## [Problem details]
Select each line of the records below that contains the string "heart".

## [Dataset content]
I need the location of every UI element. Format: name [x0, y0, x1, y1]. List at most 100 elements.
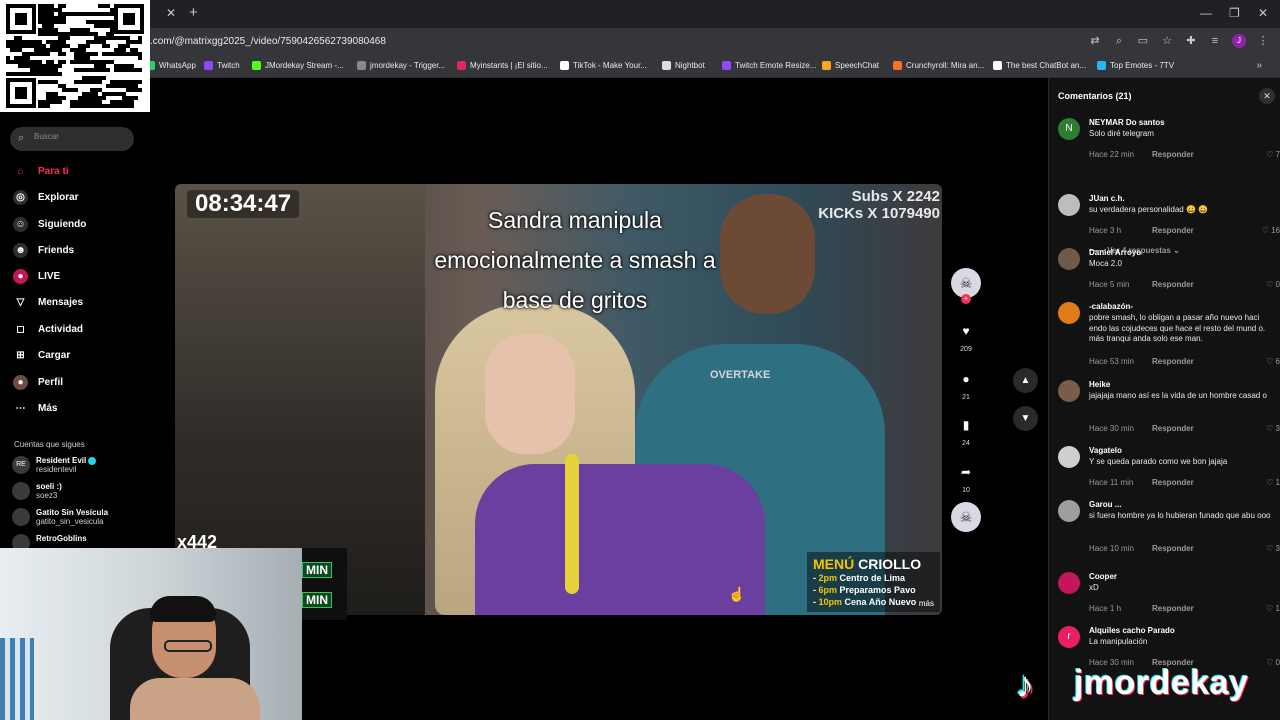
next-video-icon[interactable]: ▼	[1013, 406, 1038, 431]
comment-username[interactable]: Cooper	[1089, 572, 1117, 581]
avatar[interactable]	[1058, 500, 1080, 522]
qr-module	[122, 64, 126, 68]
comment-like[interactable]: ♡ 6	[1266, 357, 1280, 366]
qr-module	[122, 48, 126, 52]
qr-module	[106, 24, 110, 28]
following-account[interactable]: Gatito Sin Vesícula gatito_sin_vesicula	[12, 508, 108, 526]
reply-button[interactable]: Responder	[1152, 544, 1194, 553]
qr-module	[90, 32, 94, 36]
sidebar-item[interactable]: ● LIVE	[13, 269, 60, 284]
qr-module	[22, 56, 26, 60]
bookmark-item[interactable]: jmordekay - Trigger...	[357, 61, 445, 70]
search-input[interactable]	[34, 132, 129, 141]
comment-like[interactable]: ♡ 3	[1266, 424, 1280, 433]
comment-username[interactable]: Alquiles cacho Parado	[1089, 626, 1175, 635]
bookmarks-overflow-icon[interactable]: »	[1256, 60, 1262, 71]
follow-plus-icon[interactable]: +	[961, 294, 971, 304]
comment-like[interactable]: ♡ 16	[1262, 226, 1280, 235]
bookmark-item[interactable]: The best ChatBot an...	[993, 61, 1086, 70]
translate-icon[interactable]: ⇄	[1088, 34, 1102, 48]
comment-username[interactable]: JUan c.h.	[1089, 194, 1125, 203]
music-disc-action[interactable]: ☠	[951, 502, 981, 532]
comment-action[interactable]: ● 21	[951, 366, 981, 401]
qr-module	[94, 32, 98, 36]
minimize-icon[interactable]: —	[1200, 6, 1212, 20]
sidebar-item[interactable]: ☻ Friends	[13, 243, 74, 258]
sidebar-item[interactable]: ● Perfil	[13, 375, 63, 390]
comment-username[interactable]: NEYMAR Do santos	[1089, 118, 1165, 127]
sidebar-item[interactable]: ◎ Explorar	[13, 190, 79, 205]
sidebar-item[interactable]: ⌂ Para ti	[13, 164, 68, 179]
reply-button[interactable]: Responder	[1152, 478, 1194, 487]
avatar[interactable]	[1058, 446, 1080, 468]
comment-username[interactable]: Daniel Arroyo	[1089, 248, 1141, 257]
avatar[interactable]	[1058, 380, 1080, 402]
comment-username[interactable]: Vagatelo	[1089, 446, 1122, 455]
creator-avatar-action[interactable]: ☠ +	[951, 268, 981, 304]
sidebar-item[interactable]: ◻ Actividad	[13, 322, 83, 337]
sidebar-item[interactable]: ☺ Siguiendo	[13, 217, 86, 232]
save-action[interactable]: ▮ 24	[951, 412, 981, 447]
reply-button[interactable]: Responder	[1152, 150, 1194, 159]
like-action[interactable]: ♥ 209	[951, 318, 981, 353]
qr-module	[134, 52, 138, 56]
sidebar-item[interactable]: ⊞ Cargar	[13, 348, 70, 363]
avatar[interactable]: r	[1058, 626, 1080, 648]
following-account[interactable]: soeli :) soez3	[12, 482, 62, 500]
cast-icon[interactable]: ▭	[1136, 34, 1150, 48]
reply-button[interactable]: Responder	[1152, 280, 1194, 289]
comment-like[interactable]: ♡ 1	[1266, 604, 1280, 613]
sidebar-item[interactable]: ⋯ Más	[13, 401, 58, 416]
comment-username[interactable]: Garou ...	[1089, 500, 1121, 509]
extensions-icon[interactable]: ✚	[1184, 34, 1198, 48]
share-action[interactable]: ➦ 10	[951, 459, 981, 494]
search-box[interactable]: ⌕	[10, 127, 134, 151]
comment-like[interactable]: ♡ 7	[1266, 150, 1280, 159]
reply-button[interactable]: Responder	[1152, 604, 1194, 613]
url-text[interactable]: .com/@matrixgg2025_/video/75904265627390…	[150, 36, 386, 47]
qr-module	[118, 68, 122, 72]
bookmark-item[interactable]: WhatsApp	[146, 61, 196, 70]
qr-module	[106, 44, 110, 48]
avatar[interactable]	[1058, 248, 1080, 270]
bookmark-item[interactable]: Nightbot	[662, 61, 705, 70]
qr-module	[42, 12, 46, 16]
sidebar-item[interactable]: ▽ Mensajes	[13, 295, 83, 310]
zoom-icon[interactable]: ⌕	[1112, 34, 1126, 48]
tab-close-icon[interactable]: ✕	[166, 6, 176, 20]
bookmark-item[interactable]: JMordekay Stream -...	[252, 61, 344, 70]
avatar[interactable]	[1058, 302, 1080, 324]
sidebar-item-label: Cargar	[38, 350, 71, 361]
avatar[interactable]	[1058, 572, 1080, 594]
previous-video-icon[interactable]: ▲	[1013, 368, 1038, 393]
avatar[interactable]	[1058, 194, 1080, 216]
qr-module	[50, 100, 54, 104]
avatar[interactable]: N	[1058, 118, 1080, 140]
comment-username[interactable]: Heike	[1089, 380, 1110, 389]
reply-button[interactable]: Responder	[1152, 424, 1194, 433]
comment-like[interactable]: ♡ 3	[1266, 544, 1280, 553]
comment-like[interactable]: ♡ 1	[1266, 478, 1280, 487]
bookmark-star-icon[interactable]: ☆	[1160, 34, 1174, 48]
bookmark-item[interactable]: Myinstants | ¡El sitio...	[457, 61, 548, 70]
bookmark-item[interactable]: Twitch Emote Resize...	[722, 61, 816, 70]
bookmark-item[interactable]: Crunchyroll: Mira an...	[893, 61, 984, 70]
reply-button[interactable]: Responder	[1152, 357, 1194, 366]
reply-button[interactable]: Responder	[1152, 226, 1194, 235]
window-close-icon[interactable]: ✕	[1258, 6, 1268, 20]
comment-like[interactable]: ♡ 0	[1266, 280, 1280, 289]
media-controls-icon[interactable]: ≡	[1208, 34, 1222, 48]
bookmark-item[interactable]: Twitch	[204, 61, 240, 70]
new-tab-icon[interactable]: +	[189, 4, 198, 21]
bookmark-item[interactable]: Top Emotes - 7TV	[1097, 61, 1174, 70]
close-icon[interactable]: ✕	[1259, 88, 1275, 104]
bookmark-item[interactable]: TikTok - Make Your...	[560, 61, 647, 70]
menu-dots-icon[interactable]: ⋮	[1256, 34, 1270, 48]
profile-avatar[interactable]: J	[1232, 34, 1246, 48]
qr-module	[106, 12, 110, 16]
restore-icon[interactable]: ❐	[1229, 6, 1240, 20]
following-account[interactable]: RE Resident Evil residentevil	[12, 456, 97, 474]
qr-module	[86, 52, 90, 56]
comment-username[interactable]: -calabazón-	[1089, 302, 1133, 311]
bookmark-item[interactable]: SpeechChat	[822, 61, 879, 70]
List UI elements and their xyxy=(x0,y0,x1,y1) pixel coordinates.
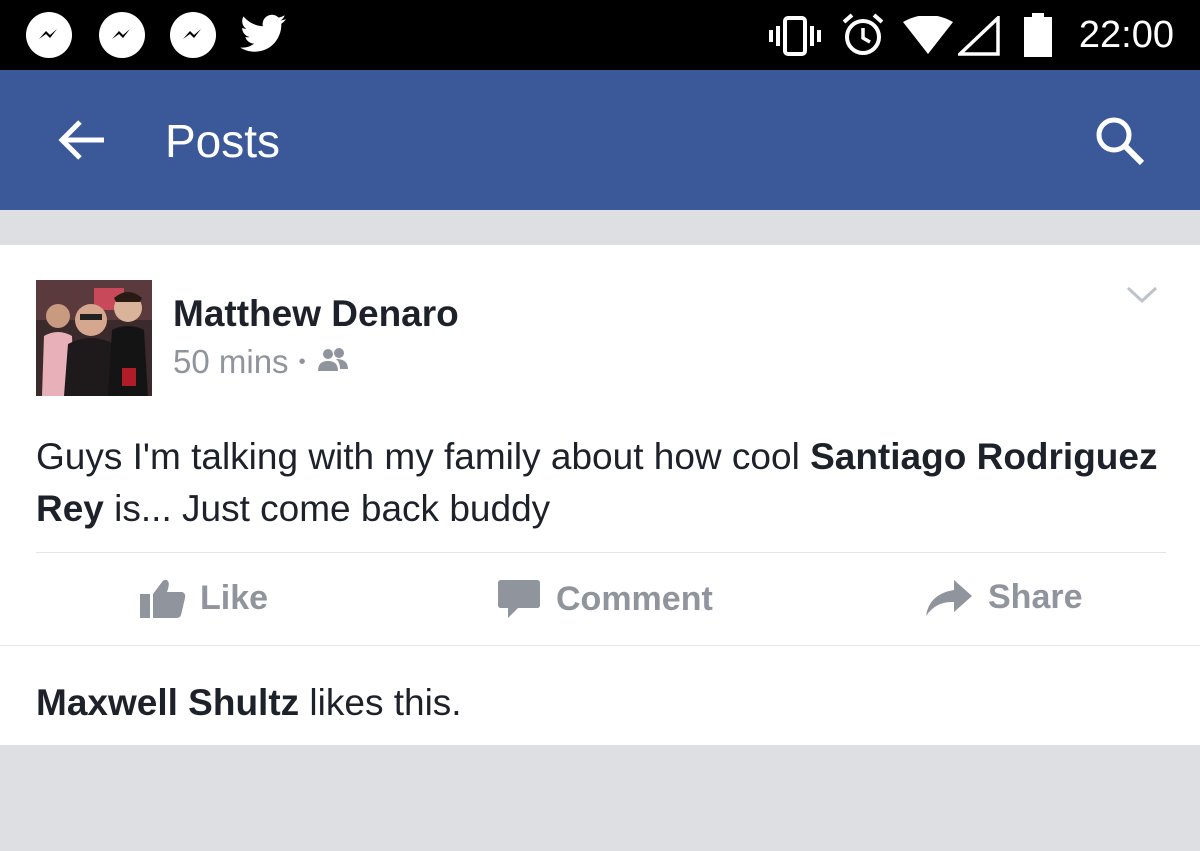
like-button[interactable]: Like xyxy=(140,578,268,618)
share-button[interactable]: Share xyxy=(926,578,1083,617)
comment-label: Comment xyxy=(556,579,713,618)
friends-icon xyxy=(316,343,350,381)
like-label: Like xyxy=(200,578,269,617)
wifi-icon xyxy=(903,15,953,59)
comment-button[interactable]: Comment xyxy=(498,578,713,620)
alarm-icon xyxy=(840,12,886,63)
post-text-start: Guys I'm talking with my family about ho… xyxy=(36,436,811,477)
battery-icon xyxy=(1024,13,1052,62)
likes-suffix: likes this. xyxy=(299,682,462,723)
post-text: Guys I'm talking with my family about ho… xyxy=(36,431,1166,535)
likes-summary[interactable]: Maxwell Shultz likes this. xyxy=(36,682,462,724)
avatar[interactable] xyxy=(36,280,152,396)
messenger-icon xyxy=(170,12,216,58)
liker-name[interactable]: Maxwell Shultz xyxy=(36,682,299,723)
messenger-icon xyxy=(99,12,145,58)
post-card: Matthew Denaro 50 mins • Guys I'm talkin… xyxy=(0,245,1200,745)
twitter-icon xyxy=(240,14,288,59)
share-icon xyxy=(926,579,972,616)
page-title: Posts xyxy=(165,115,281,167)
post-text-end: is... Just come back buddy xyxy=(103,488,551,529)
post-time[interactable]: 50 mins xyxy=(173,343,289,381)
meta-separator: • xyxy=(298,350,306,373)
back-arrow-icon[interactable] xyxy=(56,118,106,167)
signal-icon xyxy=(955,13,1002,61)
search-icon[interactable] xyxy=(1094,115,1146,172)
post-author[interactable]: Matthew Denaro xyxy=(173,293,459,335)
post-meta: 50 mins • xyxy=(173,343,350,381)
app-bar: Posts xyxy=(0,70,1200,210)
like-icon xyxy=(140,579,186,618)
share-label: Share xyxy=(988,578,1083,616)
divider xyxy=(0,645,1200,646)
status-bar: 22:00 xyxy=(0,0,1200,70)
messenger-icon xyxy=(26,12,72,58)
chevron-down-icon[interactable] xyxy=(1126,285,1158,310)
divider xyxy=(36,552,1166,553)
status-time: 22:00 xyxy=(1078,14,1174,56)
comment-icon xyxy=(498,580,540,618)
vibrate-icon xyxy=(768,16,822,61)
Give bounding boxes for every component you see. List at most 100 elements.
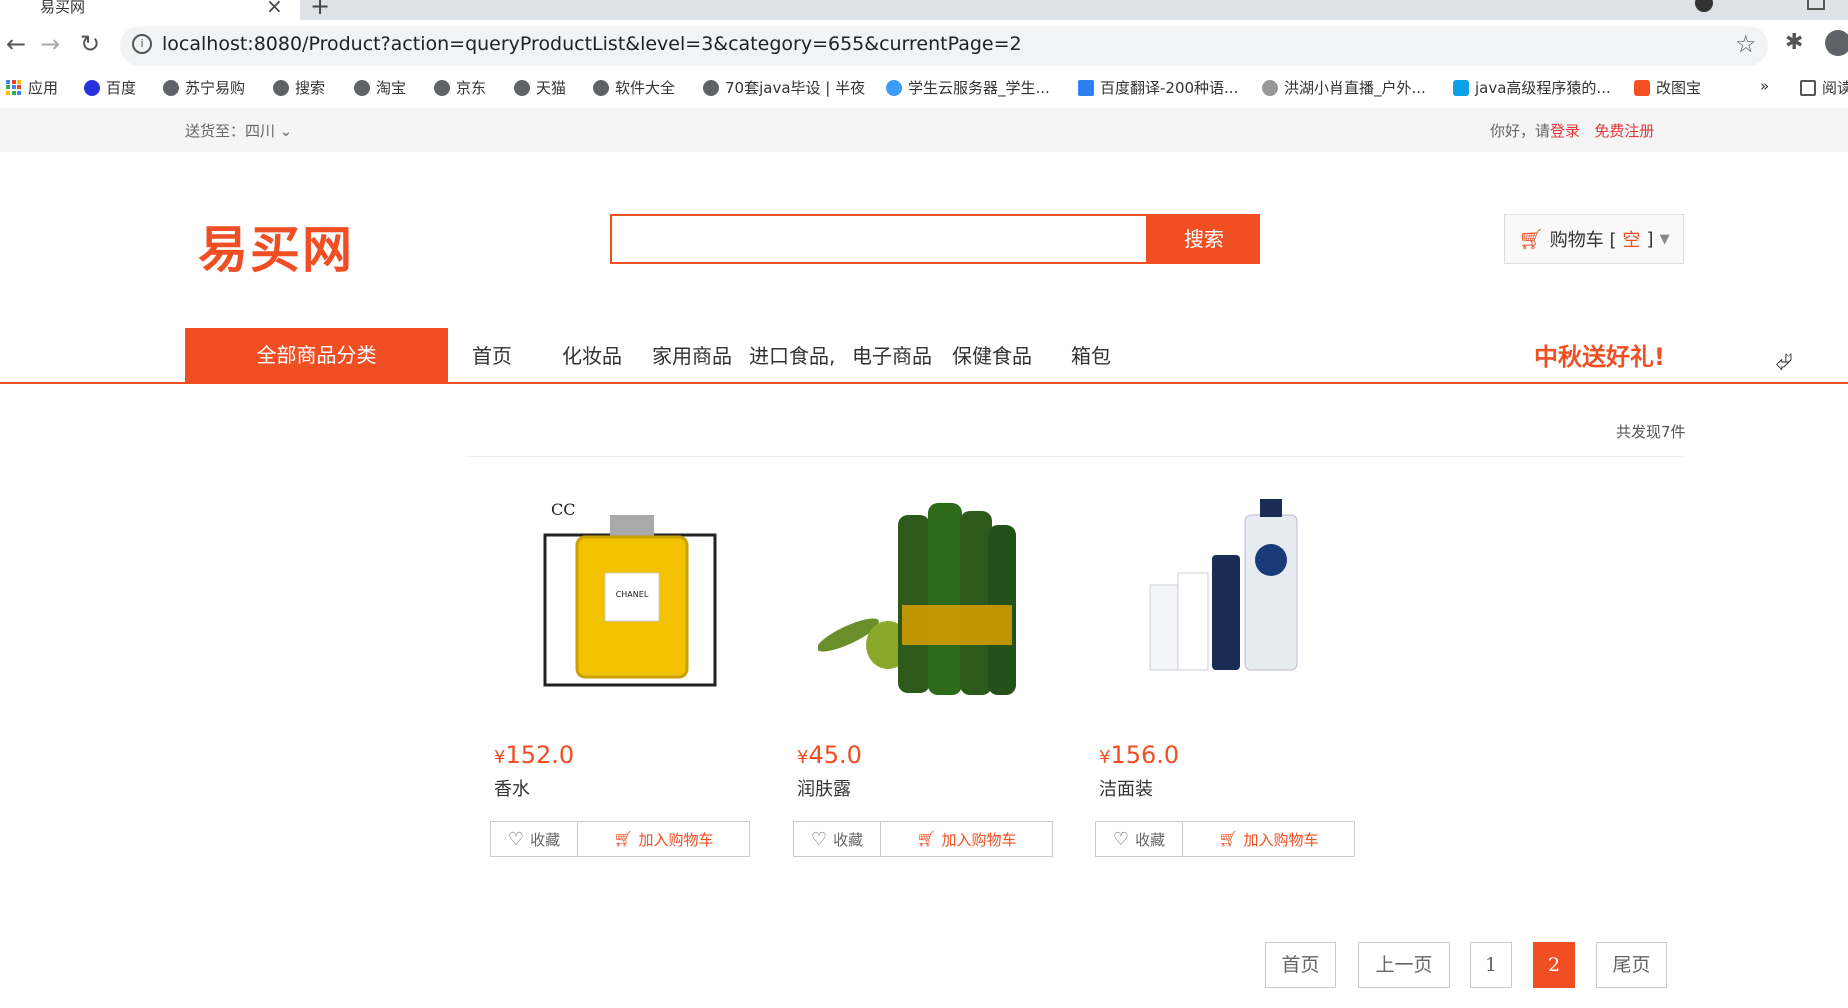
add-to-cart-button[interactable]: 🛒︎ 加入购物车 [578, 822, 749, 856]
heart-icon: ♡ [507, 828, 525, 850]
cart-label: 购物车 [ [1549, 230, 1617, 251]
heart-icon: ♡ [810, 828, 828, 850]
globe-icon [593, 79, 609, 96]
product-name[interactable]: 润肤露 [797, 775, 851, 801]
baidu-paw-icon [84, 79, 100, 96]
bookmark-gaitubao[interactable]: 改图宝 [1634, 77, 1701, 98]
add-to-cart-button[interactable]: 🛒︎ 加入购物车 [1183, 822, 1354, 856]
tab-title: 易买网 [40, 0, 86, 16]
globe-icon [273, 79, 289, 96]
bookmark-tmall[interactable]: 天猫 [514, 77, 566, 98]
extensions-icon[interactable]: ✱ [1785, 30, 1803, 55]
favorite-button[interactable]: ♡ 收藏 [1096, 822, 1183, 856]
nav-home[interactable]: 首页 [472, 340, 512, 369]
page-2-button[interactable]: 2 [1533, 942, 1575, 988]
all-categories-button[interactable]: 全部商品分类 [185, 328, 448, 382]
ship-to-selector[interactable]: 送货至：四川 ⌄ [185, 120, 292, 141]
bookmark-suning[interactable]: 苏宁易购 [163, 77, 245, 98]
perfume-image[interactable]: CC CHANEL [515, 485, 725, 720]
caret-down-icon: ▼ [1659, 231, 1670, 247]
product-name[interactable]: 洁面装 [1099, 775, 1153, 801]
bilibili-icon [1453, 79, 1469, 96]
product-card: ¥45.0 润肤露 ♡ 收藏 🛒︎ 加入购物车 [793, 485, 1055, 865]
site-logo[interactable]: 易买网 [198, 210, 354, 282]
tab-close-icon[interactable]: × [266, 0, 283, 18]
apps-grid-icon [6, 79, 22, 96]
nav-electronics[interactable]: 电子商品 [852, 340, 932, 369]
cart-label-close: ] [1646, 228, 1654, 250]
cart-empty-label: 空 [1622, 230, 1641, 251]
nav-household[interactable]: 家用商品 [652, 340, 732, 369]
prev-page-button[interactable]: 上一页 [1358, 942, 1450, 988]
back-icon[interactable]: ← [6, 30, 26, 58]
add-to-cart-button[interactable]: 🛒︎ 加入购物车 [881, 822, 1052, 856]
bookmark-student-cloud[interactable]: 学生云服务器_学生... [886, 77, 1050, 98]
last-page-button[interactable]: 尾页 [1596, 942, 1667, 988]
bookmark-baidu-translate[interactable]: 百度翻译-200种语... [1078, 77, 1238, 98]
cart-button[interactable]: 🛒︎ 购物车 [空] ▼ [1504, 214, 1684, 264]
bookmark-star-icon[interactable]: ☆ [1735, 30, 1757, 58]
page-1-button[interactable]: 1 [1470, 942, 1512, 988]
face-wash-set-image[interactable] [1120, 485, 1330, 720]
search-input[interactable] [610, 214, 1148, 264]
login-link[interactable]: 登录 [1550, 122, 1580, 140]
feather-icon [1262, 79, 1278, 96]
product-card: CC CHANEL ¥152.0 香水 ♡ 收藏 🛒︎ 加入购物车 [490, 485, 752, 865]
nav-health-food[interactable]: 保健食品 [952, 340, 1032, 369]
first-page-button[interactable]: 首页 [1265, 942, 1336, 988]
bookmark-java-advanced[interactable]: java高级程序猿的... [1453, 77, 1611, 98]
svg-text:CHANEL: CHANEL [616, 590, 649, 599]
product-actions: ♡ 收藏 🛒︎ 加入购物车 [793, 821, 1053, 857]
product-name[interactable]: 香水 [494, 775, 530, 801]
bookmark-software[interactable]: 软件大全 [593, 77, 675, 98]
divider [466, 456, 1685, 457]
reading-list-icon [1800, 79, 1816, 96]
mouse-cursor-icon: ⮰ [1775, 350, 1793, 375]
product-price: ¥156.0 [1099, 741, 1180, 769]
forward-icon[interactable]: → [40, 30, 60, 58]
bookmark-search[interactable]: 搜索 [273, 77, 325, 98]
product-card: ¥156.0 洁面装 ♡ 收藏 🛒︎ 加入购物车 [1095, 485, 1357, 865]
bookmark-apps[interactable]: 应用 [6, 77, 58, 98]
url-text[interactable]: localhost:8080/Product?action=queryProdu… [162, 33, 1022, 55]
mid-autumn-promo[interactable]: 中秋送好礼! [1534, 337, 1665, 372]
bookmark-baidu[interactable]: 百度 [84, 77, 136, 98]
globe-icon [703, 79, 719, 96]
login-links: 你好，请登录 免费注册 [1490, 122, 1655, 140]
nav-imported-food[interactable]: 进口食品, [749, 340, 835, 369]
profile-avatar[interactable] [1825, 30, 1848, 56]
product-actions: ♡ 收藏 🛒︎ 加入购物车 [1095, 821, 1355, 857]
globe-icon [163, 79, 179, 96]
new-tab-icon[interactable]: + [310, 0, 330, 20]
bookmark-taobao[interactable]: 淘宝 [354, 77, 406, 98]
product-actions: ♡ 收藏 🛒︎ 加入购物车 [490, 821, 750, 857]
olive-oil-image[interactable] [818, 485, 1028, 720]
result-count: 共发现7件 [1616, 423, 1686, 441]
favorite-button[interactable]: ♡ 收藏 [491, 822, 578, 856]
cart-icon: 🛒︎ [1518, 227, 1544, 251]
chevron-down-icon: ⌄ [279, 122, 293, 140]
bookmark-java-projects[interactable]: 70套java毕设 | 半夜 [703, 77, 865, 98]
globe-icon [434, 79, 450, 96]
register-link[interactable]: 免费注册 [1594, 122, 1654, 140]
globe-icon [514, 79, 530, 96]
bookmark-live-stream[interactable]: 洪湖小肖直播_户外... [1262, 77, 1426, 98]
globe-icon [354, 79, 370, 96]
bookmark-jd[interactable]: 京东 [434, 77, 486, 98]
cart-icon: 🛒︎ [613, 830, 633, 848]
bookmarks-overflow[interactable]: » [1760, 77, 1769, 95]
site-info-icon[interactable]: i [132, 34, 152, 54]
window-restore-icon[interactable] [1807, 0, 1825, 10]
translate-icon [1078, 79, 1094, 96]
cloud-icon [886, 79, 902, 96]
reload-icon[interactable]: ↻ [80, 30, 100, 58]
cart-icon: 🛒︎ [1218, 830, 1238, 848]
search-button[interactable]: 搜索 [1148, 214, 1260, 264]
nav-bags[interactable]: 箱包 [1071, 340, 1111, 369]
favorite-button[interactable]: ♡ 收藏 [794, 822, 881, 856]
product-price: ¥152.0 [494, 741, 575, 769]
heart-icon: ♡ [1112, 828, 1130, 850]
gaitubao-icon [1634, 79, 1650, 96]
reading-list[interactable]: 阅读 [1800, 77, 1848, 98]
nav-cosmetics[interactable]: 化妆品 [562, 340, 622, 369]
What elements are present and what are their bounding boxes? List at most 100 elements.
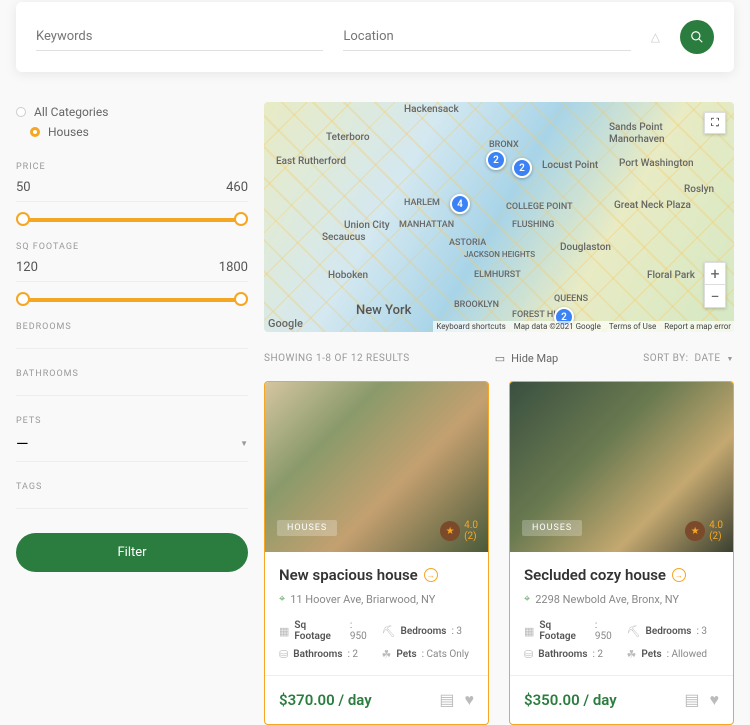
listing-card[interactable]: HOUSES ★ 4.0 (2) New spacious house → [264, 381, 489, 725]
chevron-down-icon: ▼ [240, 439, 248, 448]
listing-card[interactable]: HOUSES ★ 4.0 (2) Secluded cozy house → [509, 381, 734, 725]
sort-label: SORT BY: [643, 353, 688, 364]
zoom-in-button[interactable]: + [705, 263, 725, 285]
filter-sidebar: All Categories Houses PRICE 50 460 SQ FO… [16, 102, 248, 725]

## [Solution]
heart-icon: ♡ [507, 828, 525, 850]
heart-icon: ♡ [810, 828, 828, 850]
heart-icon: ♡ [1112, 828, 1130, 850]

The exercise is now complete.